### [Goal]
Give only the count of lines containing "федеральный".
====== Records provided
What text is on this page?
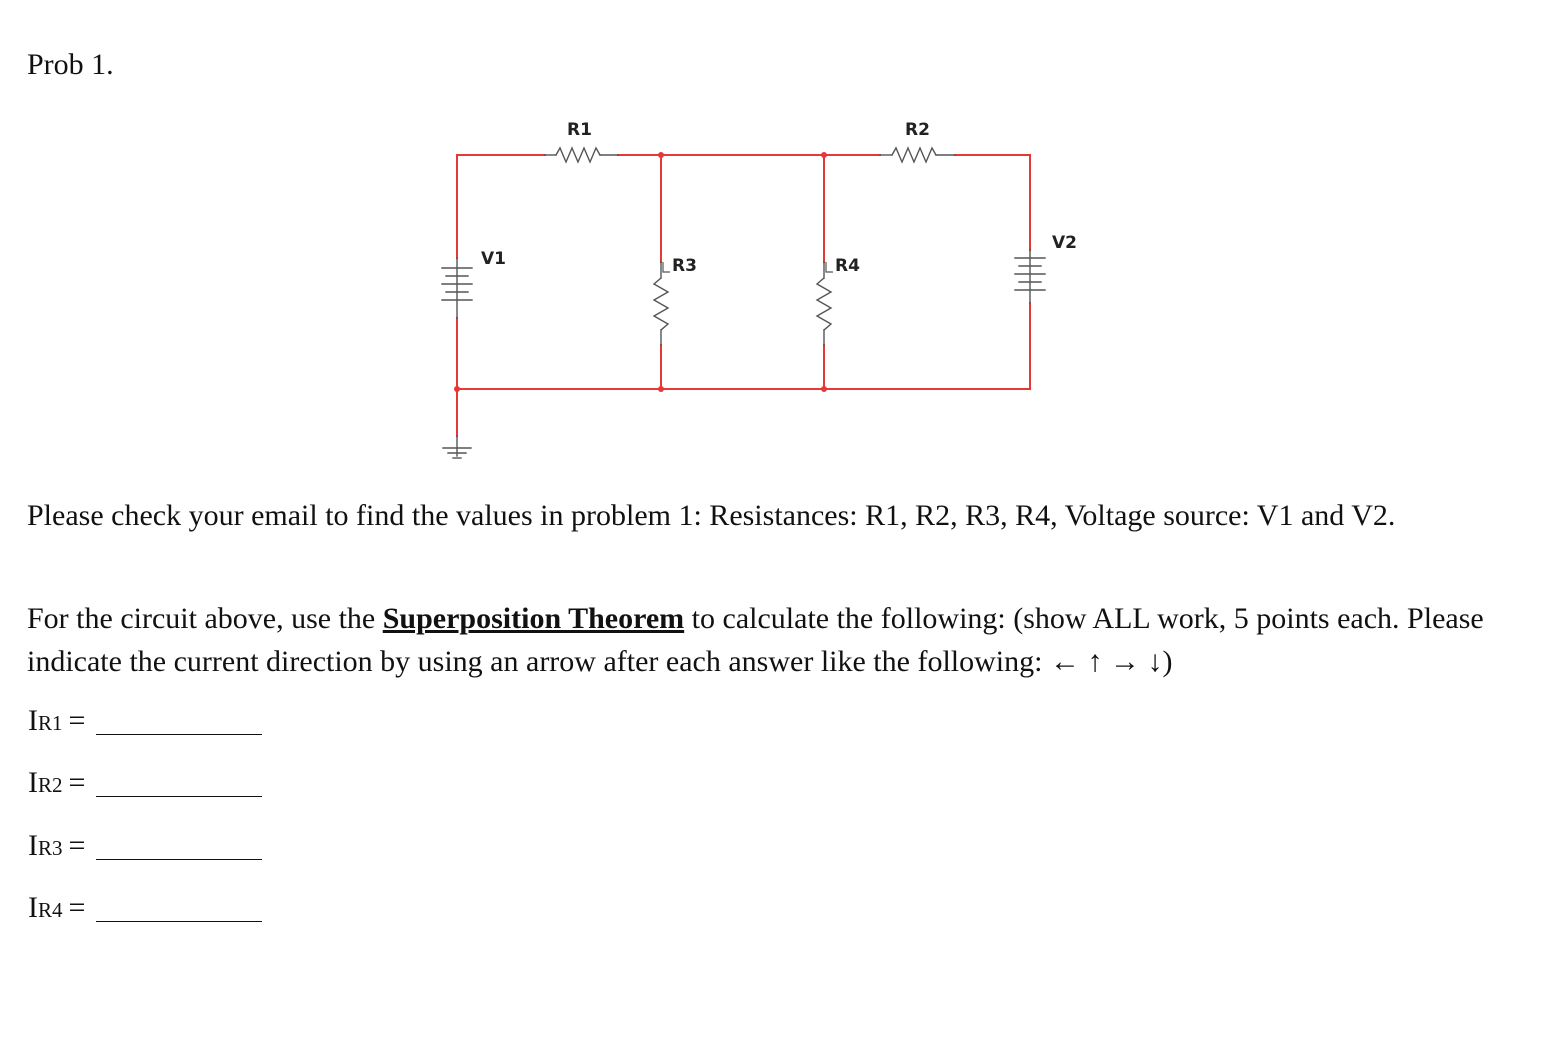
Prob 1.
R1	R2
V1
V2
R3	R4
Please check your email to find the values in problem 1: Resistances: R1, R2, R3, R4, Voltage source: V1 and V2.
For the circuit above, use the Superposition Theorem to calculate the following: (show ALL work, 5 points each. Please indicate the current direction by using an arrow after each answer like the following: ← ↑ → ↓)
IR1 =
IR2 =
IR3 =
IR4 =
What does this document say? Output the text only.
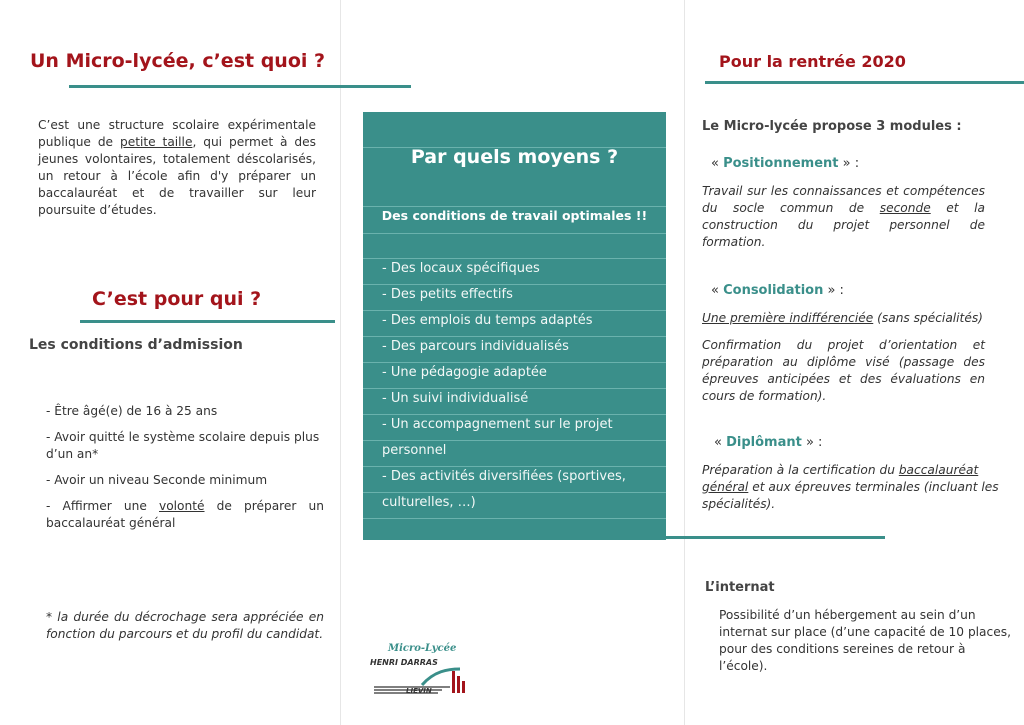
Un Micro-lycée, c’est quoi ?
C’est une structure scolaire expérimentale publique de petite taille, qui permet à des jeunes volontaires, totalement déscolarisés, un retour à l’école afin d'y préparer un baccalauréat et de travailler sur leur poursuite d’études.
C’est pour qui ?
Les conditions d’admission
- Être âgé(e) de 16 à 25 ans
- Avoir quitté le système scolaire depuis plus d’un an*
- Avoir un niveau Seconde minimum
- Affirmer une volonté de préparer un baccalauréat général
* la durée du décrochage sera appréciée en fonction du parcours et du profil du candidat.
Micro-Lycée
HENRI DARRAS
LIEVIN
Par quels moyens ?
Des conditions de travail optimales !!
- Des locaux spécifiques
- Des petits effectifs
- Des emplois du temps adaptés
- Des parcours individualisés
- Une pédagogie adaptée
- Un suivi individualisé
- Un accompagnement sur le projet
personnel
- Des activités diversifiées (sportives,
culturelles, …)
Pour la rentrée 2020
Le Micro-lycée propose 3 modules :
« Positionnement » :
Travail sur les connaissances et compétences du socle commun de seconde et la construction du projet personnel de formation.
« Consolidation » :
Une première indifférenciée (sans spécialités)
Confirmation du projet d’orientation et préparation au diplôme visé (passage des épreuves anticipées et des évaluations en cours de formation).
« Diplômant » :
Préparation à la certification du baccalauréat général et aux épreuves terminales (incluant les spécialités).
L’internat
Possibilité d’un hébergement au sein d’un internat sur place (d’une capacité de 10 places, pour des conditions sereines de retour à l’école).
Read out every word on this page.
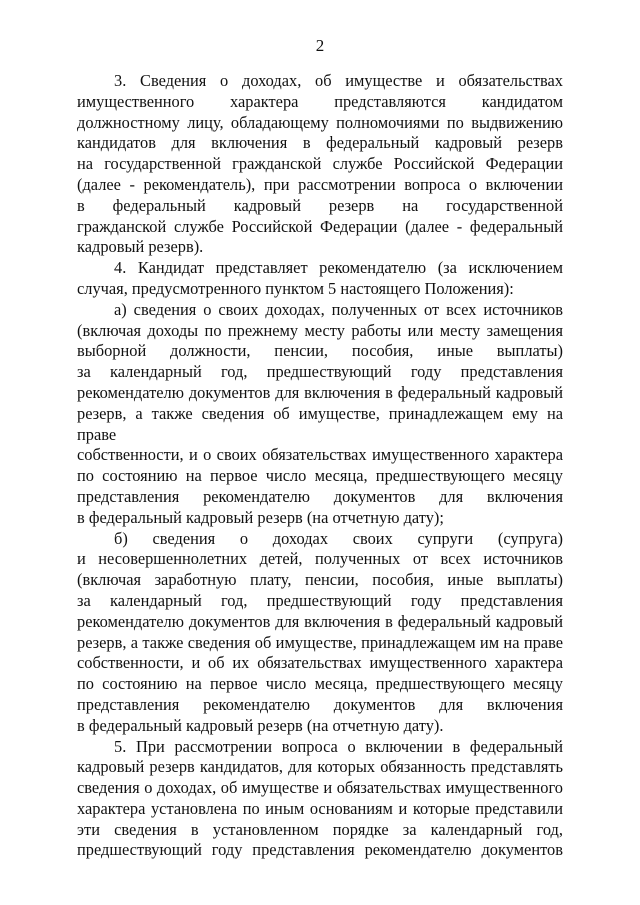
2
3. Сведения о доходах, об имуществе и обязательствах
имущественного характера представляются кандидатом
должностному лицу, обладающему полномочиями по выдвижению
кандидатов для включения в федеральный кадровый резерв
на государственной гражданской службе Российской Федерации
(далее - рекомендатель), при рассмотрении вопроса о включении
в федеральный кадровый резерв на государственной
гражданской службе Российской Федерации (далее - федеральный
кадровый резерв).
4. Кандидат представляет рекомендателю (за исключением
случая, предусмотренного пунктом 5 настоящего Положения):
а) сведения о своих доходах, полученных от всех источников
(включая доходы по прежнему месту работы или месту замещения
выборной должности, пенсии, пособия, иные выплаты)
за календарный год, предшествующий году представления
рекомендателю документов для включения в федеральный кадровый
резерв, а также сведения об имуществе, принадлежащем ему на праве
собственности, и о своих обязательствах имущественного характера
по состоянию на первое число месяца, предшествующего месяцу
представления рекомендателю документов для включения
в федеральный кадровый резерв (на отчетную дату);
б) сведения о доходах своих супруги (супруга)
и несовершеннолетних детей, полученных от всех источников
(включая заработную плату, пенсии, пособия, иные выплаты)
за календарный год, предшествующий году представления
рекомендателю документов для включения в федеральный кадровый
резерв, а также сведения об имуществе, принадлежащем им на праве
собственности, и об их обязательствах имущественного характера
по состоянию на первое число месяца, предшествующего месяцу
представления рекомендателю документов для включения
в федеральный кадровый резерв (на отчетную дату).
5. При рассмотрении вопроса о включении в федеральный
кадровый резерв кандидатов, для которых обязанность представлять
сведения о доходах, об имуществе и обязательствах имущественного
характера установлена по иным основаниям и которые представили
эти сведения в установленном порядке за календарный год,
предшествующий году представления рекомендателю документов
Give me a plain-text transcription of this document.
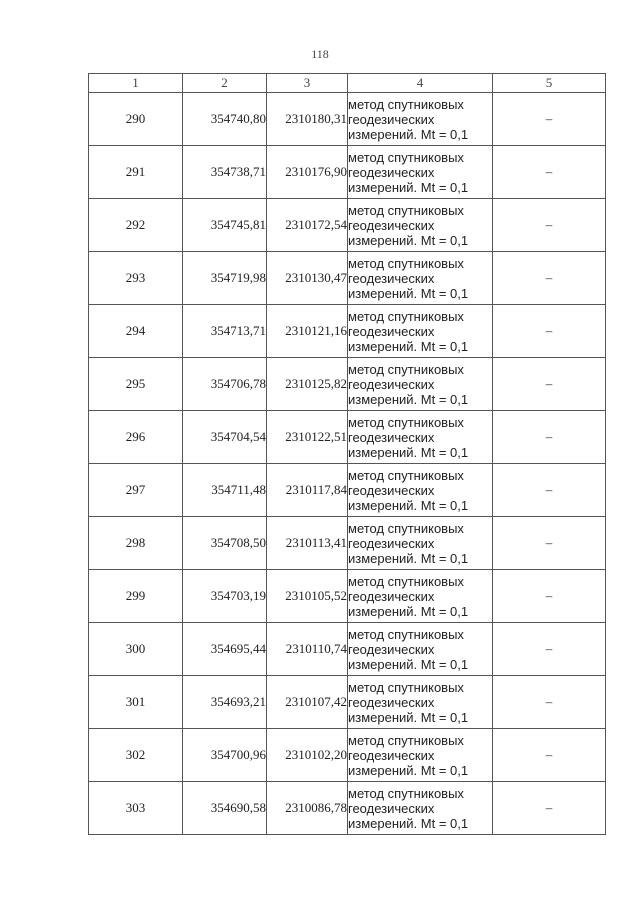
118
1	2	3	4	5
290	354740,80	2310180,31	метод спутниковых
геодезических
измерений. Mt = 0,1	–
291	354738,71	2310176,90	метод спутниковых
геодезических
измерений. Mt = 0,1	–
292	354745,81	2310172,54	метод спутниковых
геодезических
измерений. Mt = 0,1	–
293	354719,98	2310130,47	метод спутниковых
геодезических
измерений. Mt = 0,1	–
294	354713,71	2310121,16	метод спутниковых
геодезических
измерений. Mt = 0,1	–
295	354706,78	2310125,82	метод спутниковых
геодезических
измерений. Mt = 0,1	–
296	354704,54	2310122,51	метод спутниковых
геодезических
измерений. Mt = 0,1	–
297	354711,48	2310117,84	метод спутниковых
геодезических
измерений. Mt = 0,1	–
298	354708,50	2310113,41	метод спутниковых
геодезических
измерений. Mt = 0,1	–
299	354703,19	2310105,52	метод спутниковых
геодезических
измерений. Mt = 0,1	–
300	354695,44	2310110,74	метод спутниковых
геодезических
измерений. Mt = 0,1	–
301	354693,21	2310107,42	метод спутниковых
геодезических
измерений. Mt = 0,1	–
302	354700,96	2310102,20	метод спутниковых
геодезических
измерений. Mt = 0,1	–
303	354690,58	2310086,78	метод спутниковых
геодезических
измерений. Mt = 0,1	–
============
### [Complete output]
8